- _Given problem_
Search the material for the word "khoáng" and copy each line that holds it.

- _Task data_
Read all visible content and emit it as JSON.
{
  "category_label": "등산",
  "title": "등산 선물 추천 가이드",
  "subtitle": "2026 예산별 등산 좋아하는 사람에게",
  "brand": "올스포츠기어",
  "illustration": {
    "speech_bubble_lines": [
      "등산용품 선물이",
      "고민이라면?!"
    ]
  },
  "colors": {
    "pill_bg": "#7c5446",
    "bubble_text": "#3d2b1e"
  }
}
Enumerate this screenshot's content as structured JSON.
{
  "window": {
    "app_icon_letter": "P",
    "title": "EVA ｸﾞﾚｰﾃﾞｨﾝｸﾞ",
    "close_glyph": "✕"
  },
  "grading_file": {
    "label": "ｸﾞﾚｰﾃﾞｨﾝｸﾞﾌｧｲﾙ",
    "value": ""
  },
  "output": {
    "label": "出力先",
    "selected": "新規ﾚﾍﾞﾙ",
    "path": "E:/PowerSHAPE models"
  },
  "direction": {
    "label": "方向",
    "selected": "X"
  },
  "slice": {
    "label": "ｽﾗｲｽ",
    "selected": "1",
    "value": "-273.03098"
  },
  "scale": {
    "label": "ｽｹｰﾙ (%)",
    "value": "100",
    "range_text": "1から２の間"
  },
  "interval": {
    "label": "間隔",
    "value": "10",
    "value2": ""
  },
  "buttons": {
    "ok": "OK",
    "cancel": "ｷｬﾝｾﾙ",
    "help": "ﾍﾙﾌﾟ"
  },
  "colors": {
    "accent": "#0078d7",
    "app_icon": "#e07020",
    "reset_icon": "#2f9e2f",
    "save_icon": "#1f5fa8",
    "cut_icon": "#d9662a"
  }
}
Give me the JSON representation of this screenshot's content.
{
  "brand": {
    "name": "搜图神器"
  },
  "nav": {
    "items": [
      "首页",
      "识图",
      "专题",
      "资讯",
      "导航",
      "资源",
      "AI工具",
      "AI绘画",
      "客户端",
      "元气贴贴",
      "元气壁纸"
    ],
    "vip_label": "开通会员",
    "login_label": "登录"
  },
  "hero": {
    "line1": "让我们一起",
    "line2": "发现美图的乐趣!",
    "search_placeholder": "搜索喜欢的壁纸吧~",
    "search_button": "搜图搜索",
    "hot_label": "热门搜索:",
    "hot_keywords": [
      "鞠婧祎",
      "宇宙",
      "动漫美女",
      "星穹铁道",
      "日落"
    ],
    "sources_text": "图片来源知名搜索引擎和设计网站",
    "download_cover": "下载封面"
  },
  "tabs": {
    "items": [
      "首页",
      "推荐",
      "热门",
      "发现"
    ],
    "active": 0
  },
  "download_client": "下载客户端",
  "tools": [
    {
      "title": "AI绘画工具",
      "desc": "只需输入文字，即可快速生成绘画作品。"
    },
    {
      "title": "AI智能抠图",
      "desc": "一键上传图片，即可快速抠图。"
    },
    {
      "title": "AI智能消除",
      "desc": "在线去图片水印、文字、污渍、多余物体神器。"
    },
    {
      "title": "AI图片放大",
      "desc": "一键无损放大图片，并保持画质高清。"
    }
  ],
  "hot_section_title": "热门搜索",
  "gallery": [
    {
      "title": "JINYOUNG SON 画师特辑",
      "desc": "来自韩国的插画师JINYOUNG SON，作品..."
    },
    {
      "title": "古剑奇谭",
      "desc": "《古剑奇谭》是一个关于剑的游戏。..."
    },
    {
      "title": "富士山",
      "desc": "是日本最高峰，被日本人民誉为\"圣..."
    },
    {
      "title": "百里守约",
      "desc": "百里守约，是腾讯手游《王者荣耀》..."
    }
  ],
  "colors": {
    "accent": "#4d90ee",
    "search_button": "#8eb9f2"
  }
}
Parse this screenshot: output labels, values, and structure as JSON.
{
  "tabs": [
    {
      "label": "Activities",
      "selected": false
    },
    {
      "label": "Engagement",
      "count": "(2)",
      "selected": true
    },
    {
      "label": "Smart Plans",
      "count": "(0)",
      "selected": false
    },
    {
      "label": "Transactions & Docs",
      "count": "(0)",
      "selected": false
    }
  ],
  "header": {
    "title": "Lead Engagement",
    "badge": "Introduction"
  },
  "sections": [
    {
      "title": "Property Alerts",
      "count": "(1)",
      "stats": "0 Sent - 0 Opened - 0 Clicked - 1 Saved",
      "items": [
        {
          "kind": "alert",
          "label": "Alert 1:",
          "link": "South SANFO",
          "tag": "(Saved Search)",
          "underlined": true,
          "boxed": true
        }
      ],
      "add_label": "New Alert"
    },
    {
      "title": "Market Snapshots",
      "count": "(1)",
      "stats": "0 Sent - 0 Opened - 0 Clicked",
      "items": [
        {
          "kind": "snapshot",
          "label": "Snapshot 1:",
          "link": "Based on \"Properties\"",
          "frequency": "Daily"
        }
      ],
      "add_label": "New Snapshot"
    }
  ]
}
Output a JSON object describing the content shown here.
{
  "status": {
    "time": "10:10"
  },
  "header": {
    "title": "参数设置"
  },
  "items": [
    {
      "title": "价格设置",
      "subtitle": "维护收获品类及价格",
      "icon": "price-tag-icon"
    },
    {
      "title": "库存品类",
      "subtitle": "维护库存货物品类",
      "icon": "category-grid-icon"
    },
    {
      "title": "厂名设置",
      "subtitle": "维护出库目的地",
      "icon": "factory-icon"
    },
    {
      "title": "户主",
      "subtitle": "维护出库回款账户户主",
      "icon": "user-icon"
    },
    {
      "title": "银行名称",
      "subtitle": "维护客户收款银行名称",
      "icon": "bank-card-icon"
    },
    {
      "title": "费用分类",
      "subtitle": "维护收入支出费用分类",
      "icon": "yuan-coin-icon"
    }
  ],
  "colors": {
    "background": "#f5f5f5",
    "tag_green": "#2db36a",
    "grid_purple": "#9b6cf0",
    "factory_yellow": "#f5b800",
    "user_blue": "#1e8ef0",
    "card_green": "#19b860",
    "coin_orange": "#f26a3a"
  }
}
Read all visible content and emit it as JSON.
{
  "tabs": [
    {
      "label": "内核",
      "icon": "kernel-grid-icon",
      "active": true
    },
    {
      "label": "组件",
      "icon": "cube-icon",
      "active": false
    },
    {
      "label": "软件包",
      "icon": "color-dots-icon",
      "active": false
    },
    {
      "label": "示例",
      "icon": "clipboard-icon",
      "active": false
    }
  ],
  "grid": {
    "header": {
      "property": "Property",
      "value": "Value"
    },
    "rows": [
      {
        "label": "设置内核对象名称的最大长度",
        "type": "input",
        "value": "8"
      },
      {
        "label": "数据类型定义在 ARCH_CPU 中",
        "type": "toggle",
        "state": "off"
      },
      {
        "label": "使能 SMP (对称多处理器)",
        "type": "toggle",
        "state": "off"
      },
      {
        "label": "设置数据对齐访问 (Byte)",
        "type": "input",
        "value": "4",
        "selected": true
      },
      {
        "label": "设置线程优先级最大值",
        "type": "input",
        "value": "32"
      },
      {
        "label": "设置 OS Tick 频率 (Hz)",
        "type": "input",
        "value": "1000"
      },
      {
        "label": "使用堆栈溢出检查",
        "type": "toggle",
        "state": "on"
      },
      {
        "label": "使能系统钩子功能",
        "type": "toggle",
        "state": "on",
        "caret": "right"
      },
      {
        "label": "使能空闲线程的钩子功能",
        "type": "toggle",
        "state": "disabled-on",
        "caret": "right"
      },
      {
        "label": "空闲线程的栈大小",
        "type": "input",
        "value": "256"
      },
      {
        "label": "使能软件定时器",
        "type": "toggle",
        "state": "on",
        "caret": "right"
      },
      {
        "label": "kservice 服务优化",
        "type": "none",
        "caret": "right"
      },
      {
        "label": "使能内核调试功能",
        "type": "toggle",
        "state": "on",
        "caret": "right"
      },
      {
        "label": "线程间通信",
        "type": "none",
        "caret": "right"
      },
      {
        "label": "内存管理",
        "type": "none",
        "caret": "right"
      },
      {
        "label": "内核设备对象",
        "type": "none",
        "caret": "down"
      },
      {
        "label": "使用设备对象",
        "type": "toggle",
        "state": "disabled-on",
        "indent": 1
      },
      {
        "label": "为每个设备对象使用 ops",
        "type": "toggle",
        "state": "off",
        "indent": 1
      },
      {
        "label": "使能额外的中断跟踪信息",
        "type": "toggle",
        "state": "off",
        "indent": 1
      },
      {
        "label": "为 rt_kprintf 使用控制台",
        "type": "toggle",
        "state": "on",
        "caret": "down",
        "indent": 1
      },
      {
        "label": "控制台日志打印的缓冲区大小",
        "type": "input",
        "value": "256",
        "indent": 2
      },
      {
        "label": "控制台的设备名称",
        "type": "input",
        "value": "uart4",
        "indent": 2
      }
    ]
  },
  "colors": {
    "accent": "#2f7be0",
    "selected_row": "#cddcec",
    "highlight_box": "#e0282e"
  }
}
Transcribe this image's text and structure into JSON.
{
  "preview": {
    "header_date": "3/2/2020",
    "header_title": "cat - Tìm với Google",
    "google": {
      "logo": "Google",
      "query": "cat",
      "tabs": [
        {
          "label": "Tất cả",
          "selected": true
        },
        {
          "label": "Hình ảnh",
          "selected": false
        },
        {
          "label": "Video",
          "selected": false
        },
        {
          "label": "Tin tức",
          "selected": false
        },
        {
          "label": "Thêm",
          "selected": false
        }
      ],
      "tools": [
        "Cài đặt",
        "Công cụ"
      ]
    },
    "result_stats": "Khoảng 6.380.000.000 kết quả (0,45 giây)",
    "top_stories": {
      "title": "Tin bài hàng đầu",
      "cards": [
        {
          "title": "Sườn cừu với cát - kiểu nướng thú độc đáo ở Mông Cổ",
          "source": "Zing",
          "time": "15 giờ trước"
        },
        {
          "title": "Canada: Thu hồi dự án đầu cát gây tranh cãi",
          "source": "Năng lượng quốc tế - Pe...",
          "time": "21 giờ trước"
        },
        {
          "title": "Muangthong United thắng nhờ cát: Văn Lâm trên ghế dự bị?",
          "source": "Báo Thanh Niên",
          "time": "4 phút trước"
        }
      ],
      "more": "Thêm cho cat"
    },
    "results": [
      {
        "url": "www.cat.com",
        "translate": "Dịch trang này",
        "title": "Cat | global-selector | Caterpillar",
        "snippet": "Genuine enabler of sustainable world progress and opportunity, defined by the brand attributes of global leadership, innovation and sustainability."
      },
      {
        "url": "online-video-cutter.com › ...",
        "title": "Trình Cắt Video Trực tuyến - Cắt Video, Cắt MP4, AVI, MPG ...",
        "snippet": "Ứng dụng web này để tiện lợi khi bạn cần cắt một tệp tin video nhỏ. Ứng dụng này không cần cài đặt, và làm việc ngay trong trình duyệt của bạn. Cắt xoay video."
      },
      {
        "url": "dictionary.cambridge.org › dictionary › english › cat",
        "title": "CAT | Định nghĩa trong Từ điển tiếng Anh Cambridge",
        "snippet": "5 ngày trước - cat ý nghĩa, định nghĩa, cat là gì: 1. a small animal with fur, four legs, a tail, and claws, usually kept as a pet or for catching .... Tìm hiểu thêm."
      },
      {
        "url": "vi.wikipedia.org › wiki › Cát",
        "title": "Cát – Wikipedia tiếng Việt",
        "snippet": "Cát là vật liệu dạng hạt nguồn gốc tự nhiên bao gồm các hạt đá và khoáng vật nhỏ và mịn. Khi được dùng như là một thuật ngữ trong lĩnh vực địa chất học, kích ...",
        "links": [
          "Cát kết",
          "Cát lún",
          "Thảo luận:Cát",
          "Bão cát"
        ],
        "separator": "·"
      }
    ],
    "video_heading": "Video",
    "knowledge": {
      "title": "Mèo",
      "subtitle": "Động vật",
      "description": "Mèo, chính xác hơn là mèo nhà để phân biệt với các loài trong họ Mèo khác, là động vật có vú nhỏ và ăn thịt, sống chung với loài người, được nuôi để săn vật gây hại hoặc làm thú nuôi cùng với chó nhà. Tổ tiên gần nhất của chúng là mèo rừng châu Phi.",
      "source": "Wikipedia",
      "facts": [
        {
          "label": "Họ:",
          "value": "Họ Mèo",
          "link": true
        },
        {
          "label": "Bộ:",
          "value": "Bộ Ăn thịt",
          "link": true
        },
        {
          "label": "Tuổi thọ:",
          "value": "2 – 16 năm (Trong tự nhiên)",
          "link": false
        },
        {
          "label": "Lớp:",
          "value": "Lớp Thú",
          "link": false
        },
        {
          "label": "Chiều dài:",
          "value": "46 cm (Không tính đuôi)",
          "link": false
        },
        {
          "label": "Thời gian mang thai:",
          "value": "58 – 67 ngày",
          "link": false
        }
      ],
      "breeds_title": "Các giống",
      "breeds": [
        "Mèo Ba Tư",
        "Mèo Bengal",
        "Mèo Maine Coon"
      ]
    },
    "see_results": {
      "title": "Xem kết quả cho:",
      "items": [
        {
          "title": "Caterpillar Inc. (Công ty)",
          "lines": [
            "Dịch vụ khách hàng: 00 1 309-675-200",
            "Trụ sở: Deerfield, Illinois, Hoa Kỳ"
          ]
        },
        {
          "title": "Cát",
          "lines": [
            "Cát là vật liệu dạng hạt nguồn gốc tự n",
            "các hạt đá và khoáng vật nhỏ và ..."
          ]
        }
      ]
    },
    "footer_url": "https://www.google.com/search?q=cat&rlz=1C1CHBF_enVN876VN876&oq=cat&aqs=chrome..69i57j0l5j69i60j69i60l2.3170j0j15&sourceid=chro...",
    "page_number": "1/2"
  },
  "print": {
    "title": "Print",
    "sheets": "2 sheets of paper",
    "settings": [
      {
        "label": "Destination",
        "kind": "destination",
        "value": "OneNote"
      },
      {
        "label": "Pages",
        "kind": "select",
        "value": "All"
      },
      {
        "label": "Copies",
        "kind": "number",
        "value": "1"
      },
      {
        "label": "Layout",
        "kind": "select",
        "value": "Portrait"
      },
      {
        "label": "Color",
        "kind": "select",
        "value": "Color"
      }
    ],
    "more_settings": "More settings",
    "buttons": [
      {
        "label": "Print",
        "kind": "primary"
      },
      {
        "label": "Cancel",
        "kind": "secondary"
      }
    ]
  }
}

- _Task answer_
        "snippet": "Cát là vật liệu dạng hạt nguồn gốc tự nhiên bao gồm các hạt đá và khoáng vật nhỏ và mịn. Khi được dùng như là một thuật ngữ trong lĩnh vực địa chất học, kích ...",
            "các hạt đá và khoáng vật nhỏ và ..."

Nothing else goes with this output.